**Short exercise**.
Note each line of the listing that contains the string "investieren", and copy it.
***** Data provided *****
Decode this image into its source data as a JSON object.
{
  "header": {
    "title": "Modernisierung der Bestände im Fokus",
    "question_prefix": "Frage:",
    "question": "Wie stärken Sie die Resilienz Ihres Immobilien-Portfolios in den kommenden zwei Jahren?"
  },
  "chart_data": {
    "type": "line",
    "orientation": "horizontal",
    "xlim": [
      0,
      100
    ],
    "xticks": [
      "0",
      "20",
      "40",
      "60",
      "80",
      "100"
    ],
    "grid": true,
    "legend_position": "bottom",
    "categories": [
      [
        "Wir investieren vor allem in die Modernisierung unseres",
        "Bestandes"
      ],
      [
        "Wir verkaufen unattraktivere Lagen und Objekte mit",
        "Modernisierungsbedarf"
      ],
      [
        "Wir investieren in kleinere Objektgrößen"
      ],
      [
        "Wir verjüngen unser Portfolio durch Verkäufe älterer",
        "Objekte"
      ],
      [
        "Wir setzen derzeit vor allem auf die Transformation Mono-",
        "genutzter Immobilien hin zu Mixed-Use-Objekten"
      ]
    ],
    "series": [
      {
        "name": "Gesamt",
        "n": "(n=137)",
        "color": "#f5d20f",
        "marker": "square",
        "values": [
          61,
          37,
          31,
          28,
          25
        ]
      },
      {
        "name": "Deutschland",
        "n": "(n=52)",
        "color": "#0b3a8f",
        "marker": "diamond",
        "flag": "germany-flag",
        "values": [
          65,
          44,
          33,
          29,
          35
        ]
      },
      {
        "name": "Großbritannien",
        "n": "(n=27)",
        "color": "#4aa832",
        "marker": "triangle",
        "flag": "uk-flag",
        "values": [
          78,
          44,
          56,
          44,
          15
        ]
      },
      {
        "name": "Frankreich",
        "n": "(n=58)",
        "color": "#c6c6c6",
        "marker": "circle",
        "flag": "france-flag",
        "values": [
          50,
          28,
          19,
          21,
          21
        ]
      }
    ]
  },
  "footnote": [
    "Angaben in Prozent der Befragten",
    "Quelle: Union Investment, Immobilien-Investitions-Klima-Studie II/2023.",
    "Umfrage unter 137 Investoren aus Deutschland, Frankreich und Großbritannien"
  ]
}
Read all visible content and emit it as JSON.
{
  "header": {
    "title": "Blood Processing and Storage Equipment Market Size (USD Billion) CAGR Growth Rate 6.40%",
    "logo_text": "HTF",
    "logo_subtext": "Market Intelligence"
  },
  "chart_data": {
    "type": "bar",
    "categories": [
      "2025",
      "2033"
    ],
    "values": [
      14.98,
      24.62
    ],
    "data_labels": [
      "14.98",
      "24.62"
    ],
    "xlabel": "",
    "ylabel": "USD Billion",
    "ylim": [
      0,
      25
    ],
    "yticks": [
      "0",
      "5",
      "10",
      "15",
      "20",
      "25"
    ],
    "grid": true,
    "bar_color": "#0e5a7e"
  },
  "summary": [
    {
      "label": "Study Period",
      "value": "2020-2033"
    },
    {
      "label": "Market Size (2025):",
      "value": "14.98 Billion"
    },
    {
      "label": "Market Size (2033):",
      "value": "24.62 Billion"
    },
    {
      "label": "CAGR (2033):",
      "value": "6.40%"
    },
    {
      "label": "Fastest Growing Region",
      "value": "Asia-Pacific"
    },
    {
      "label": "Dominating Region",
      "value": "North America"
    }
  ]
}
*****
**Result of this task**.
        "Wir investieren vor allem in die Modernisierung unseres",
        "Wir investieren in kleinere Objektgrößen"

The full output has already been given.